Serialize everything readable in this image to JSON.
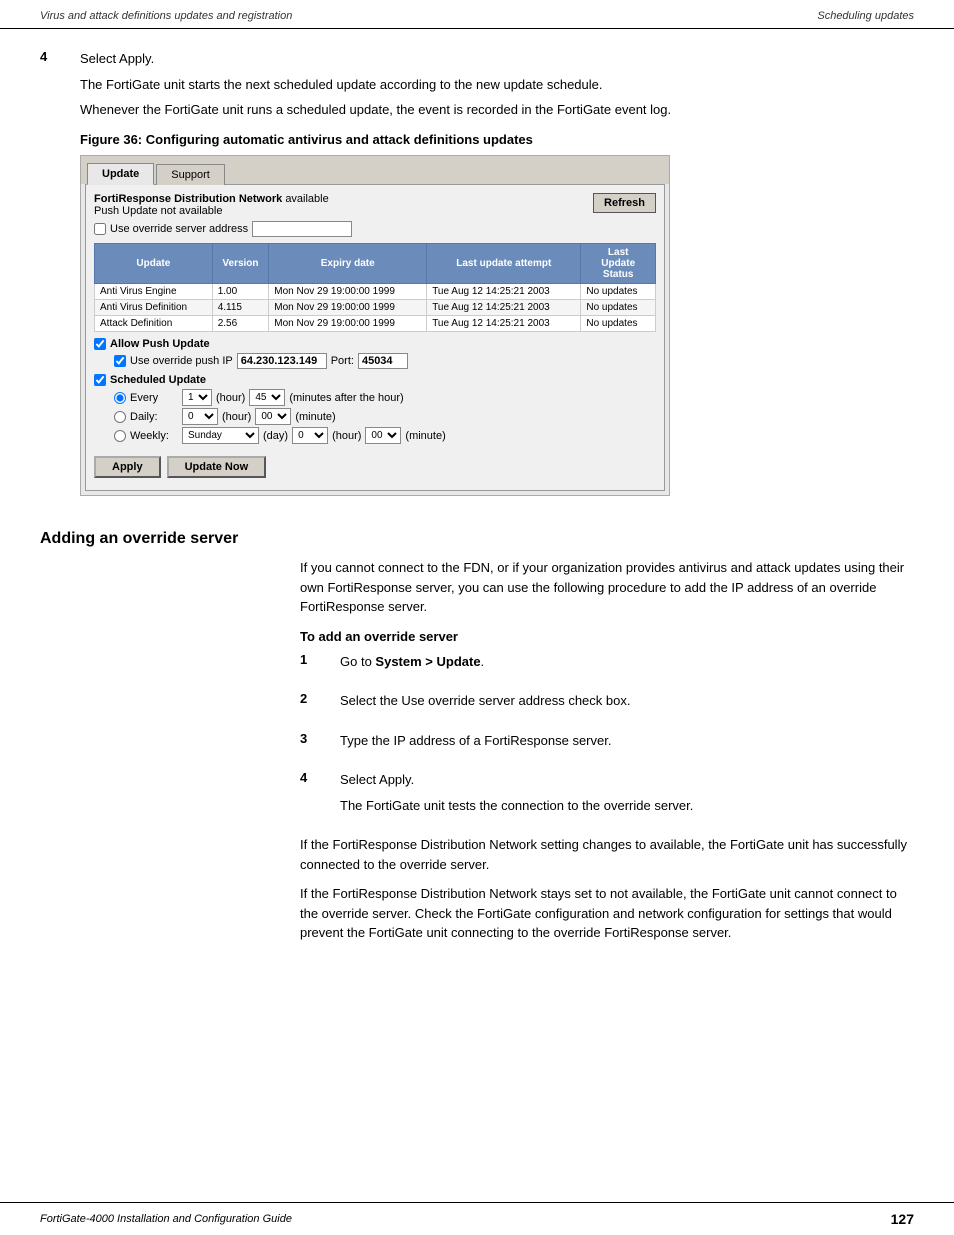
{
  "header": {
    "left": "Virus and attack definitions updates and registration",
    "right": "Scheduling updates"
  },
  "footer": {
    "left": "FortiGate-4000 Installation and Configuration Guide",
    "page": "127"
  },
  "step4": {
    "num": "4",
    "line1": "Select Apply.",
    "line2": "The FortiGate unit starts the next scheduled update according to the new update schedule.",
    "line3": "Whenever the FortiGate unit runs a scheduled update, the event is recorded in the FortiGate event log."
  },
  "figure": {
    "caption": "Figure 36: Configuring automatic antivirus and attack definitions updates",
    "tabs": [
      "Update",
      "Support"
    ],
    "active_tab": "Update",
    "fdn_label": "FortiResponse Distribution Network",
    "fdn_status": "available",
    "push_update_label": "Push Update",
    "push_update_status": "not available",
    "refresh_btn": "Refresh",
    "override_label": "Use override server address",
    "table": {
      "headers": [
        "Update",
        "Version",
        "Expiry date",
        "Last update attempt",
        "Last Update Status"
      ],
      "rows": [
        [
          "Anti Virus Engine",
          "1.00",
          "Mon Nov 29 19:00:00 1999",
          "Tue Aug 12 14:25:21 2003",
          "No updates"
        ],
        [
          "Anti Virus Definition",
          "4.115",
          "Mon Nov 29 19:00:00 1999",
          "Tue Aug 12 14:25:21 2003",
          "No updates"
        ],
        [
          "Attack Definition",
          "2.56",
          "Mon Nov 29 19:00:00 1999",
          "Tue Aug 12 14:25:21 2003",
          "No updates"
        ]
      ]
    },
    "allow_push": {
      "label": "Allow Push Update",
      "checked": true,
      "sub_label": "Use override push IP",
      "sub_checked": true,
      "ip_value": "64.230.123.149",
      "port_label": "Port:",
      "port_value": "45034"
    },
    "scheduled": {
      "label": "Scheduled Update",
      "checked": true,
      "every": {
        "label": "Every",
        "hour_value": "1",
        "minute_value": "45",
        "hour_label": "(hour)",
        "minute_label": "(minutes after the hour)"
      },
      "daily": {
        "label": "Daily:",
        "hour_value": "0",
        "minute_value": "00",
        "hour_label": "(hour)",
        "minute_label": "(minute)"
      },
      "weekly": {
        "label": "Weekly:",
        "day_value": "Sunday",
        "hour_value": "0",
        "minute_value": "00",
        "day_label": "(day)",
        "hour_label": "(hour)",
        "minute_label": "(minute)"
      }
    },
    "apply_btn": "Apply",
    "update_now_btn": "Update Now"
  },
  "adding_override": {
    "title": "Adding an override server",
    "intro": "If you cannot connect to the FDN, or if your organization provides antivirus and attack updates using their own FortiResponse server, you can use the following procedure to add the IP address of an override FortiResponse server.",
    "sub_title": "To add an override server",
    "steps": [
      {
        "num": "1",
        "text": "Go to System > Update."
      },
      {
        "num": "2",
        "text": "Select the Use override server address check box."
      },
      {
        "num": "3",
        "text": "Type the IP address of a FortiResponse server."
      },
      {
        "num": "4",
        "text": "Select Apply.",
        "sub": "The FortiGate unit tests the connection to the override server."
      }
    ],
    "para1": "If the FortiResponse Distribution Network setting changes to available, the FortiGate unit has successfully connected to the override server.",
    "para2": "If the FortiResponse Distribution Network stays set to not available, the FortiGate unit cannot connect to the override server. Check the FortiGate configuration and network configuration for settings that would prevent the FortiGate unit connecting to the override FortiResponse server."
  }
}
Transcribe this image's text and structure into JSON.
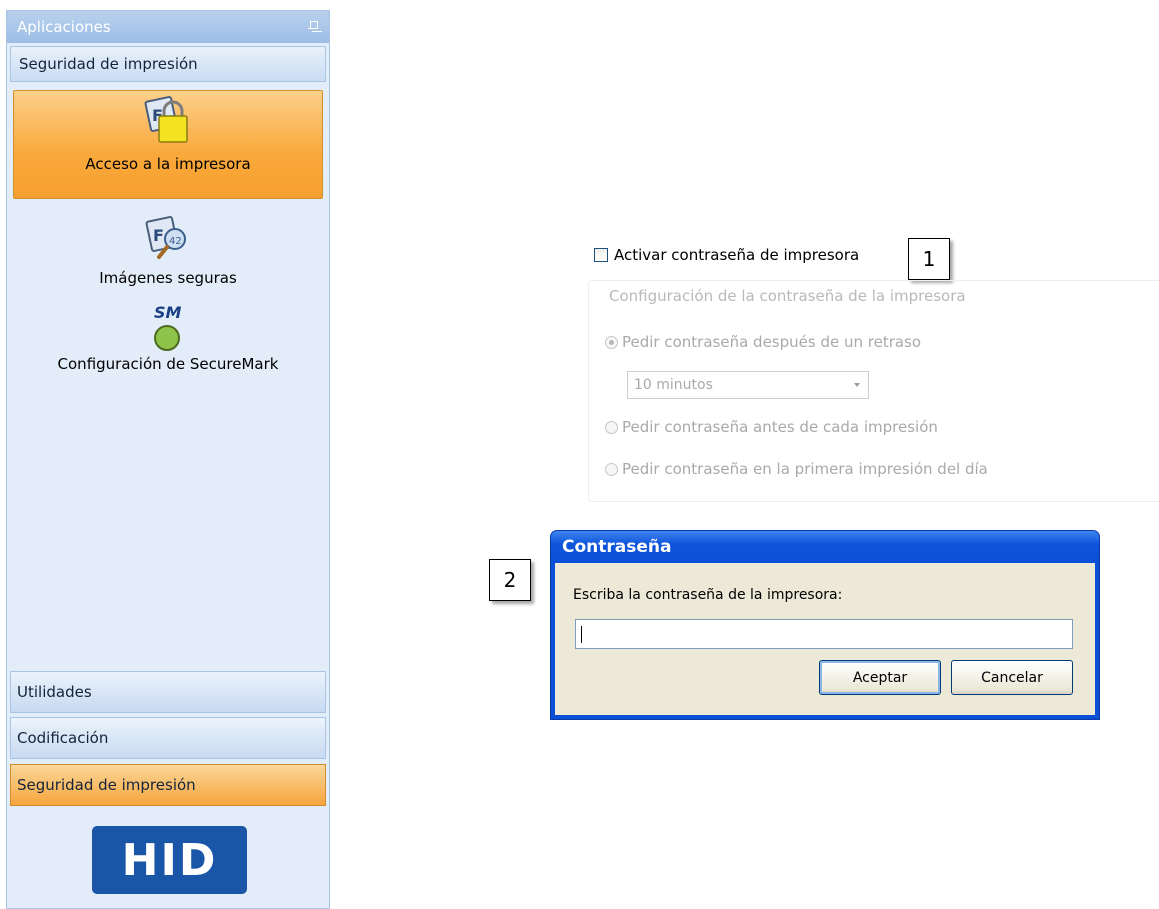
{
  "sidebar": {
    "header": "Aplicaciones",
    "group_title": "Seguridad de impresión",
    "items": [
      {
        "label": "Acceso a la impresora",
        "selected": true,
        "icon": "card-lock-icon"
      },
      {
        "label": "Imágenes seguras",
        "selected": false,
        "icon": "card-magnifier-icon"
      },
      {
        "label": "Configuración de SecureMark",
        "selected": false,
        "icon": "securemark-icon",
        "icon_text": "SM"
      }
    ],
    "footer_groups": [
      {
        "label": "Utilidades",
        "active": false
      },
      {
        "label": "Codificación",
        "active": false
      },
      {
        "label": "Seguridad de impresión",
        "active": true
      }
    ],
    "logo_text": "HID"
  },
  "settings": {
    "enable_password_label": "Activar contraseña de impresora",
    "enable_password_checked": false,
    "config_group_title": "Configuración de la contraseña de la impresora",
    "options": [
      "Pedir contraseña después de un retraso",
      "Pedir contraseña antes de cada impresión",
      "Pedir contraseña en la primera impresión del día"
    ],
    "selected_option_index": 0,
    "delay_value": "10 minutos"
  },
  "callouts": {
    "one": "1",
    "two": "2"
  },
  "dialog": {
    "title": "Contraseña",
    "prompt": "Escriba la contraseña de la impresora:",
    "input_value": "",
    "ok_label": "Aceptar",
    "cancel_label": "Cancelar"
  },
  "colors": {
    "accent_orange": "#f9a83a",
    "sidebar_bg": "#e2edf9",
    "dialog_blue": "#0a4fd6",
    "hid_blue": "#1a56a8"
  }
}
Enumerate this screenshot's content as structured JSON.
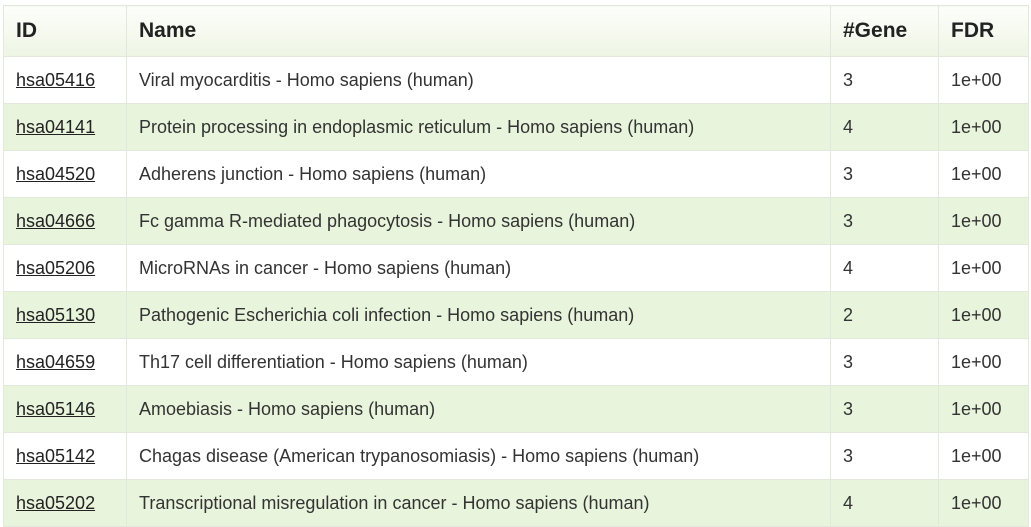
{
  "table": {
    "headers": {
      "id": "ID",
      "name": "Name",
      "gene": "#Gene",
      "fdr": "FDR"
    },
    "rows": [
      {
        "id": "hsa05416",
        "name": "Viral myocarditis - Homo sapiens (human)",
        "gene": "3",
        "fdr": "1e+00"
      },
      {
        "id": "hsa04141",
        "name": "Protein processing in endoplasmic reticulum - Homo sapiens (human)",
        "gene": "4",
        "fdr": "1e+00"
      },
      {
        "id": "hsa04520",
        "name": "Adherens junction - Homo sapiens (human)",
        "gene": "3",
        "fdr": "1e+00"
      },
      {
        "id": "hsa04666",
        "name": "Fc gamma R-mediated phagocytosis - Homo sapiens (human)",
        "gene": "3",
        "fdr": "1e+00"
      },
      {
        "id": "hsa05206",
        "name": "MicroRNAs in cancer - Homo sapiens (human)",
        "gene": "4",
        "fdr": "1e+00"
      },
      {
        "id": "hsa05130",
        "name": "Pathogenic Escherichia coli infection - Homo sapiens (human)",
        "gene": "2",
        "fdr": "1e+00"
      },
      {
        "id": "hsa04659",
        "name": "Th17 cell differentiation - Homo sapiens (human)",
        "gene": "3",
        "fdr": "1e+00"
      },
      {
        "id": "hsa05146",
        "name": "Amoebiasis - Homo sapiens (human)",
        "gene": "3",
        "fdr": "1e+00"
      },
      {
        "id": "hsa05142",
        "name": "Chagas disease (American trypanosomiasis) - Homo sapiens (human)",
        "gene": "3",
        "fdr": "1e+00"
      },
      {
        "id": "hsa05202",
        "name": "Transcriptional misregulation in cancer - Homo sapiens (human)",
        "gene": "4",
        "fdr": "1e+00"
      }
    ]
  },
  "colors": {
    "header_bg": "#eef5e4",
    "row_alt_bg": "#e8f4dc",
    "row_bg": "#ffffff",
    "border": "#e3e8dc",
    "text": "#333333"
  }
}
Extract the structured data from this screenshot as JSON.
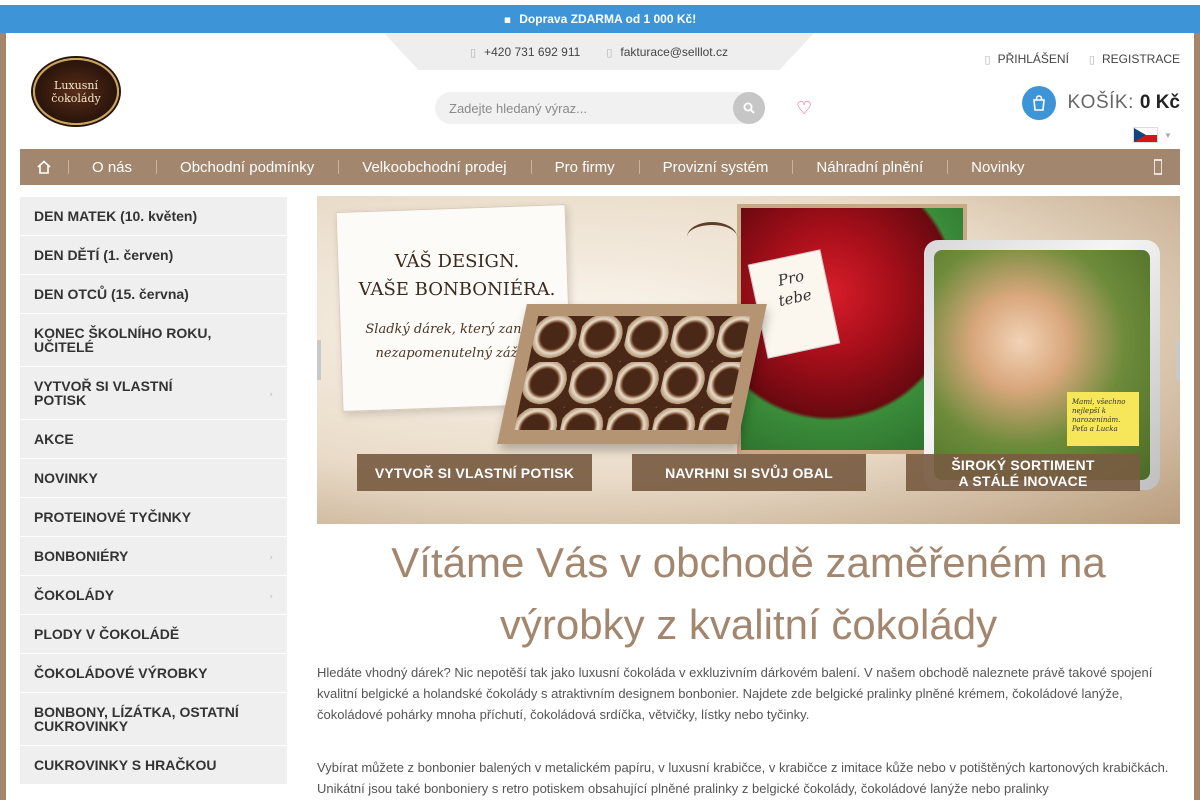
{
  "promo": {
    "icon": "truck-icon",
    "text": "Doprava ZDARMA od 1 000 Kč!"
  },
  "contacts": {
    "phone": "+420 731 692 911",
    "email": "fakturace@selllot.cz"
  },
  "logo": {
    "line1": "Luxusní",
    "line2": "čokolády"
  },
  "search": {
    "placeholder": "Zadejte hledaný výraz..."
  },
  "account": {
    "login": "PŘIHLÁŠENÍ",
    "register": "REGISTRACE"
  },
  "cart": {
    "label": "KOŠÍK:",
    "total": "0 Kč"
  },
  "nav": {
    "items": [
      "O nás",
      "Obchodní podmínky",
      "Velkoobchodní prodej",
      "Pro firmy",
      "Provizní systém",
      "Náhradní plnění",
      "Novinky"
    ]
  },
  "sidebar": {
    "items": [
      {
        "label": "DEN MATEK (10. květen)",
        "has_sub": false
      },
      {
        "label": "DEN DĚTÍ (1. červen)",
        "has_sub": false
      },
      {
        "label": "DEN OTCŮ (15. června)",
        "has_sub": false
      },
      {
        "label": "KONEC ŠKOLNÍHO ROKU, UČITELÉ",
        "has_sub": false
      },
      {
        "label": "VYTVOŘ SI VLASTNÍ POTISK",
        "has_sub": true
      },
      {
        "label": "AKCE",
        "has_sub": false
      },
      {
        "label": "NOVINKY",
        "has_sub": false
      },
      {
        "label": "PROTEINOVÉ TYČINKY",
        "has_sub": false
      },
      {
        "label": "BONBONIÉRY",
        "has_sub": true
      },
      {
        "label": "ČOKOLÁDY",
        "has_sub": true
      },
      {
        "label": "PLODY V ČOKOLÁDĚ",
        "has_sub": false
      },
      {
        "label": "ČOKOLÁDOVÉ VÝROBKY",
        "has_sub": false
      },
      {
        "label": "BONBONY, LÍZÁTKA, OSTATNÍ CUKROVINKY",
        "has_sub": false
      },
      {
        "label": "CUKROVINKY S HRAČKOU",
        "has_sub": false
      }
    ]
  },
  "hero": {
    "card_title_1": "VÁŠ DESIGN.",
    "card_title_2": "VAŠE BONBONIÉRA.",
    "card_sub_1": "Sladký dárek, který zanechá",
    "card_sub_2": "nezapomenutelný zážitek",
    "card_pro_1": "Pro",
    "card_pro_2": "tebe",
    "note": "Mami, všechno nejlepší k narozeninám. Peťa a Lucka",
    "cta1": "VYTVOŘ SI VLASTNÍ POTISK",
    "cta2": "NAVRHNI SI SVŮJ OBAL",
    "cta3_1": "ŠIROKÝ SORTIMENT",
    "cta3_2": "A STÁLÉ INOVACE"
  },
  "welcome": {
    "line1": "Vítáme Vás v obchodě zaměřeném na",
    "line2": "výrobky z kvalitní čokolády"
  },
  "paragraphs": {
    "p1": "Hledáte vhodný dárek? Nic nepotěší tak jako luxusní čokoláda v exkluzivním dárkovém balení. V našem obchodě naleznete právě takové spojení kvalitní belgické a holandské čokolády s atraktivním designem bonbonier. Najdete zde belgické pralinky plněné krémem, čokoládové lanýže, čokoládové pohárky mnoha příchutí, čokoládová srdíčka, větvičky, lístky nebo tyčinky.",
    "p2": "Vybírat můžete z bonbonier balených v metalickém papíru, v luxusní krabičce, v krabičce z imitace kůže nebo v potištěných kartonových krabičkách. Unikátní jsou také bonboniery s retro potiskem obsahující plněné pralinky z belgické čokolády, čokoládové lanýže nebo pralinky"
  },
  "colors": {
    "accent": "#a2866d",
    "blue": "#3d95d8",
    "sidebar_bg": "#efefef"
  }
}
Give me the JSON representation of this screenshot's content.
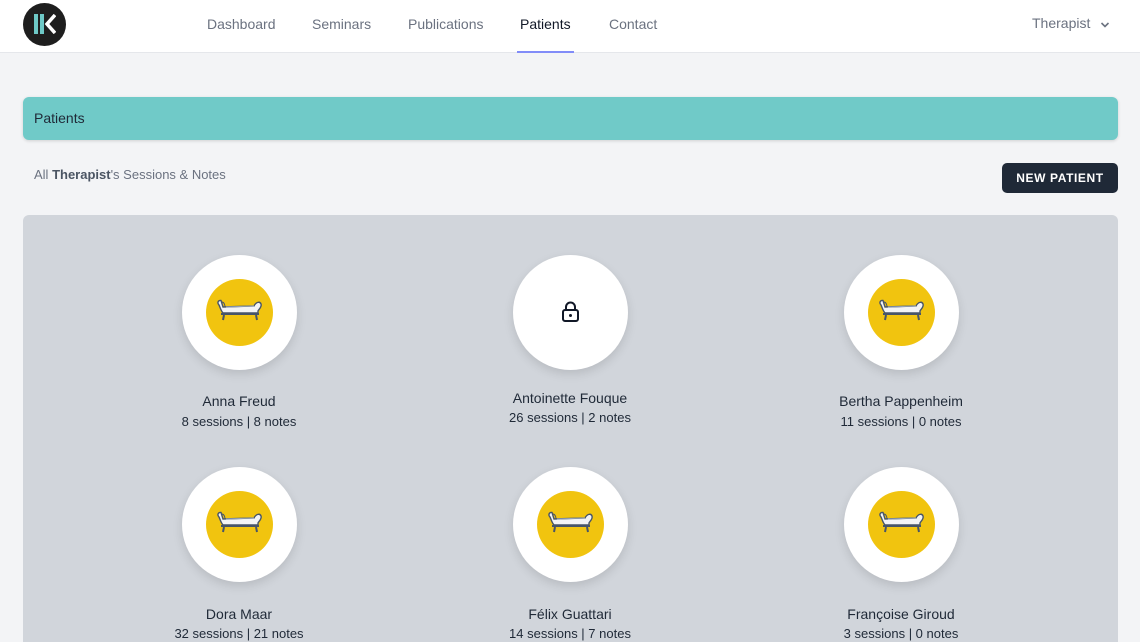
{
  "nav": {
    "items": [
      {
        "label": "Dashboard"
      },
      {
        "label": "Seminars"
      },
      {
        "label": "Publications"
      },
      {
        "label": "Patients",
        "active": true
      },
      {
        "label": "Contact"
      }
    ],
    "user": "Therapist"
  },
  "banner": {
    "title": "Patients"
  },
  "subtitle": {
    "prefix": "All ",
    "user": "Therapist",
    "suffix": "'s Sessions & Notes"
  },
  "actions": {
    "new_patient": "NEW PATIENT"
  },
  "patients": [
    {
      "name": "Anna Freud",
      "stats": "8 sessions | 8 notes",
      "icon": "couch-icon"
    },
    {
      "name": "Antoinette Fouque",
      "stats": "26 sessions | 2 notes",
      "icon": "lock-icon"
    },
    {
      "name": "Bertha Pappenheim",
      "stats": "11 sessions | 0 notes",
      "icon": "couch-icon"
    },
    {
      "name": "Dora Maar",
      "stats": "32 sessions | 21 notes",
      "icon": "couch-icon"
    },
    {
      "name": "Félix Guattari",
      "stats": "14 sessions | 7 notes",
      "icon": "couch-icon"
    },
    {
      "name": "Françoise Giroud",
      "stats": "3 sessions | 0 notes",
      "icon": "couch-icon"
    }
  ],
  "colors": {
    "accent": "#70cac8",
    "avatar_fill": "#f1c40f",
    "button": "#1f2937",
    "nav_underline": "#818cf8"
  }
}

#####

#### WHAT IS BEING ASKED
A single number is the answer: how many lines of the material above hold the word "settings"?

#### TASK OUTPUT
2